- Task statement -
Check every line of the entries below for the word "Related", and copy the ones that have it.

Extracted records

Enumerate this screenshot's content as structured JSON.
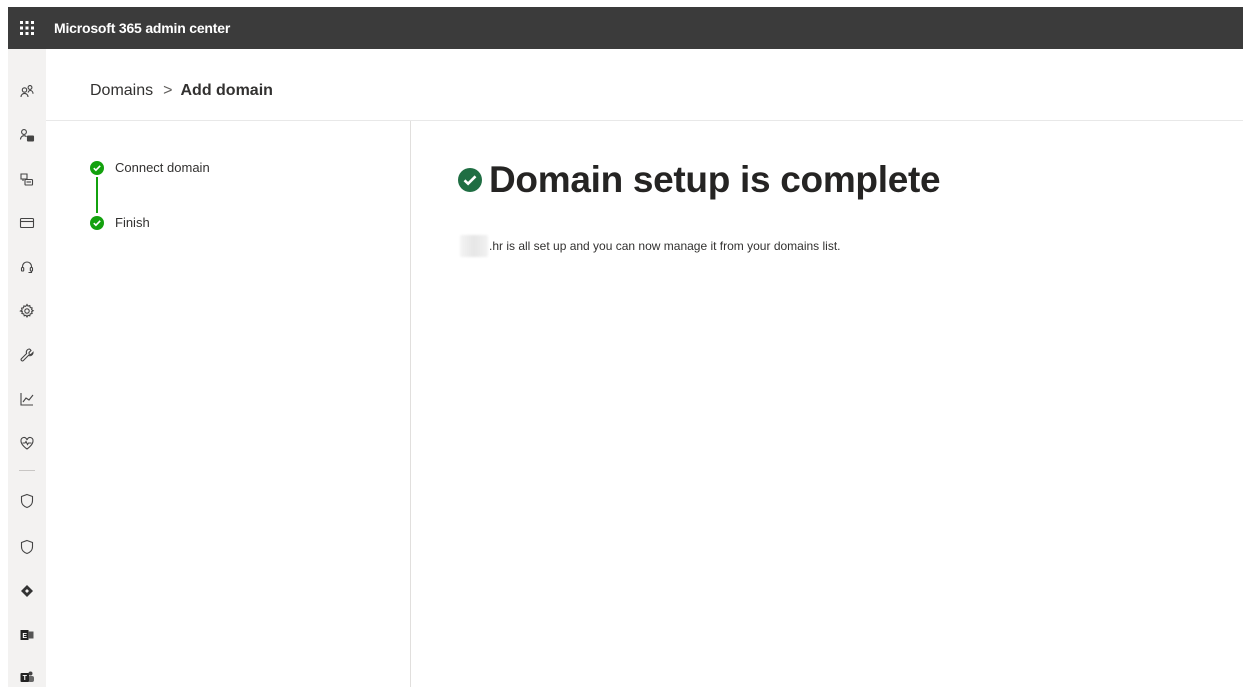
{
  "app": {
    "title": "Microsoft 365 admin center"
  },
  "colors": {
    "topbar": "#3b3b3b",
    "rail": "#f3f2f1",
    "success_green": "#13a10e",
    "headline_check": "#1f6e43"
  },
  "left_rail": {
    "icons": [
      "users-icon",
      "contacts-icon",
      "groups-icon",
      "billing-icon",
      "support-headset-icon",
      "settings-gear-icon",
      "setup-wrench-icon",
      "reports-chart-icon",
      "health-heart-icon",
      "security-shield-icon",
      "compliance-shield-icon",
      "endpoint-manager-icon",
      "exchange-icon",
      "teams-icon"
    ]
  },
  "breadcrumb": {
    "parent": "Domains",
    "separator": ">",
    "current": "Add domain"
  },
  "steps": [
    {
      "label": "Connect domain",
      "status": "complete"
    },
    {
      "label": "Finish",
      "status": "complete"
    }
  ],
  "main": {
    "headline": "Domain setup is complete",
    "message": ".hr is all set up and you can now manage it from your domains list."
  }
}
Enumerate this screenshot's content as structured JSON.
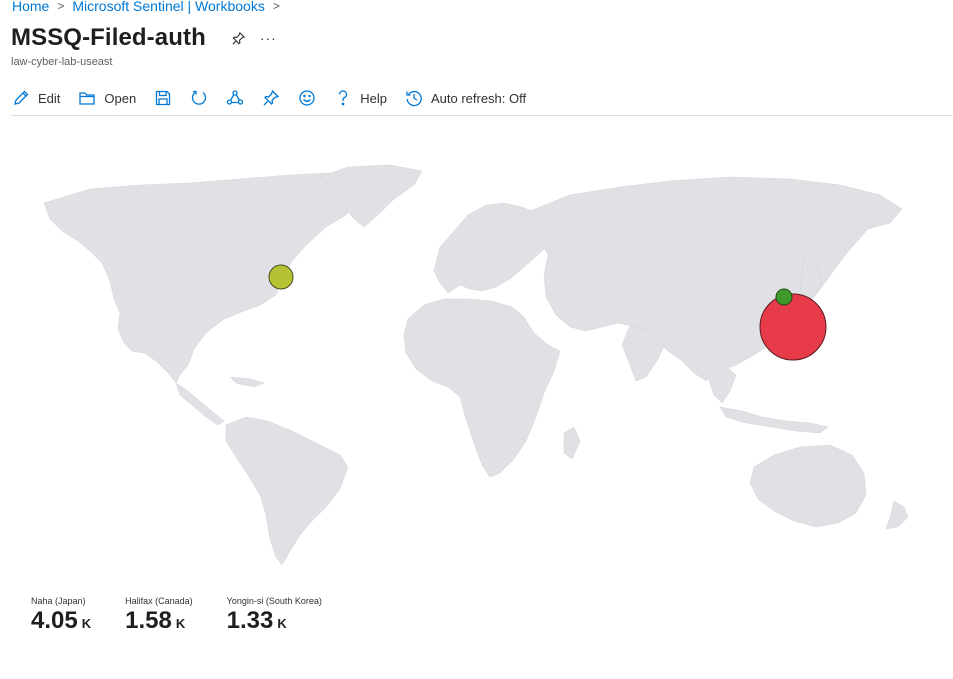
{
  "breadcrumb": {
    "home": "Home",
    "sentinel": "Microsoft Sentinel | Workbooks",
    "sep": ">"
  },
  "header": {
    "title": "MSSQ-Filed-auth",
    "subtitle": "law-cyber-lab-useast",
    "more": "···"
  },
  "toolbar": {
    "edit": "Edit",
    "open": "Open",
    "help": "Help",
    "auto_refresh": "Auto refresh: Off"
  },
  "map": {
    "points": [
      {
        "location": "Halifax (Canada)",
        "color": "#b5c234",
        "value": 1580
      },
      {
        "location": "Yongin-si (South Korea)",
        "color": "#3e9a2b",
        "value": 1330
      },
      {
        "location": "Naha (Japan)",
        "color": "#e83b4a",
        "value": 4050
      }
    ]
  },
  "tiles": [
    {
      "label": "Naha (Japan)",
      "value": "4.05",
      "unit": "K"
    },
    {
      "label": "Halifax (Canada)",
      "value": "1.58",
      "unit": "K"
    },
    {
      "label": "Yongin-si (South Korea)",
      "value": "1.33",
      "unit": "K"
    }
  ],
  "colors": {
    "accent": "#0078d4",
    "land": "#dfe1e5"
  }
}
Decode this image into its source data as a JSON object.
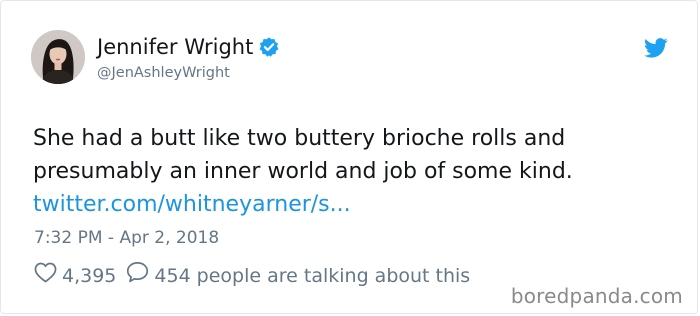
{
  "user": {
    "display_name": "Jennifer Wright",
    "handle": "@JenAshleyWright",
    "verified": true
  },
  "tweet": {
    "text_lines": [
      "She had a butt like two buttery brioche rolls and",
      "presumably an inner world and job of some kind."
    ],
    "link_text": "twitter.com/whitneyarner/s...",
    "timestamp": "7:32 PM - Apr 2, 2018"
  },
  "stats": {
    "likes": "4,395",
    "replies": "454",
    "talking_label": "people are talking about this"
  },
  "icons": {
    "verified": "verified-badge-icon",
    "brand": "twitter-bird-icon",
    "like": "heart-icon",
    "reply": "speech-bubble-icon"
  },
  "colors": {
    "link": "#1b95e0",
    "verified": "#1da1f2",
    "muted": "#657786",
    "text": "#14171a",
    "watermark": "#8a8a8a"
  },
  "watermark": "boredpanda.com"
}
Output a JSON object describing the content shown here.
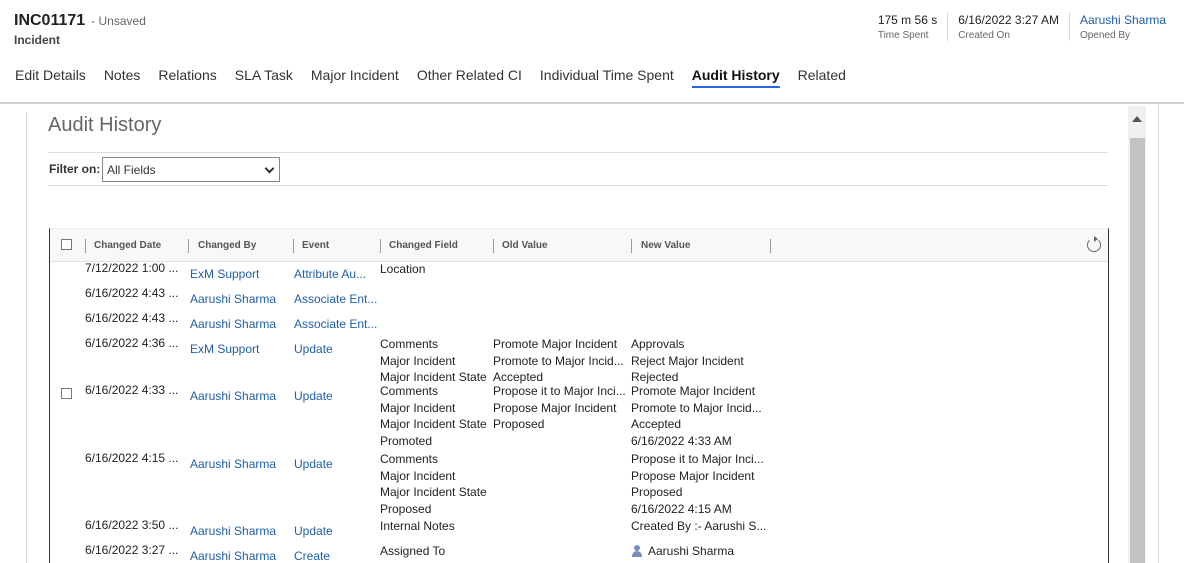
{
  "header": {
    "record_id": "INC01171",
    "save_status": "- Unsaved",
    "entity_type": "Incident",
    "fields": [
      {
        "value": "175 m 56 s",
        "label": "Time Spent"
      },
      {
        "value": "6/16/2022 3:27 AM",
        "label": "Created On"
      },
      {
        "value": "Aarushi Sharma",
        "label": "Opened By"
      }
    ]
  },
  "tabs": [
    {
      "label": "Edit Details"
    },
    {
      "label": "Notes"
    },
    {
      "label": "Relations"
    },
    {
      "label": "SLA Task"
    },
    {
      "label": "Major Incident"
    },
    {
      "label": "Other Related CI"
    },
    {
      "label": "Individual Time Spent"
    },
    {
      "label": "Audit History",
      "active": true
    },
    {
      "label": "Related"
    }
  ],
  "audit": {
    "title": "Audit History",
    "filter_label": "Filter on:",
    "filter_value": "All Fields",
    "columns": [
      "Changed Date",
      "Changed By",
      "Event",
      "Changed Field",
      "Old Value",
      "New Value"
    ],
    "rows": [
      {
        "date": "7/12/2022 1:00 ...",
        "by": "ExM Support",
        "event": "Attribute Au...",
        "fields": [
          "Location"
        ],
        "old": [],
        "new": []
      },
      {
        "date": "6/16/2022 4:43 ...",
        "by": "Aarushi Sharma",
        "event": "Associate Ent...",
        "fields": [],
        "old": [],
        "new": []
      },
      {
        "date": "6/16/2022 4:43 ...",
        "by": "Aarushi Sharma",
        "event": "Associate Ent...",
        "fields": [],
        "old": [],
        "new": []
      },
      {
        "date": "6/16/2022 4:36 ...",
        "by": "ExM Support",
        "event": "Update",
        "fields": [
          "Comments",
          "Major Incident",
          "Major Incident State"
        ],
        "old": [
          "Promote Major Incident",
          "Promote to Major Incid...",
          "Accepted"
        ],
        "new": [
          "Approvals",
          "Reject Major Incident",
          "Rejected"
        ]
      },
      {
        "date": "6/16/2022 4:33 ...",
        "by": "Aarushi Sharma",
        "event": "Update",
        "fields": [
          "Comments",
          "Major Incident",
          "Major Incident State",
          "Promoted"
        ],
        "old": [
          "Propose it to Major Inci...",
          "Propose Major Incident",
          "Proposed"
        ],
        "new": [
          "Promote Major Incident",
          "Promote to Major Incid...",
          "Accepted",
          "6/16/2022 4:33 AM"
        ]
      },
      {
        "date": "6/16/2022 4:15 ...",
        "by": "Aarushi Sharma",
        "event": "Update",
        "fields": [
          "Comments",
          "Major Incident",
          "Major Incident State",
          "Proposed"
        ],
        "old": [],
        "new": [
          "Propose it to Major Inci...",
          "Propose Major Incident",
          "Proposed",
          "6/16/2022 4:15 AM"
        ]
      },
      {
        "date": "6/16/2022 3:50 ...",
        "by": "Aarushi Sharma",
        "event": "Update",
        "fields": [
          "Internal Notes"
        ],
        "old": [],
        "new": [
          "Created By :- Aarushi S..."
        ]
      },
      {
        "date": "6/16/2022 3:27 ...",
        "by": "Aarushi Sharma",
        "event": "Create",
        "fields": [
          "Assigned To"
        ],
        "old": [],
        "new": [
          "Aarushi Sharma"
        ]
      }
    ]
  },
  "icons": {
    "header_checkbox": "checkbox-icon",
    "refresh": "refresh-icon",
    "user": "user-icon",
    "scroll_up": "scroll-up-arrow-icon"
  },
  "colors": {
    "link": "#1f5fa8",
    "tab_underline": "#2266e3"
  }
}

- Exercise answer -
      "label": "Other Related CI"
      "label": "Related"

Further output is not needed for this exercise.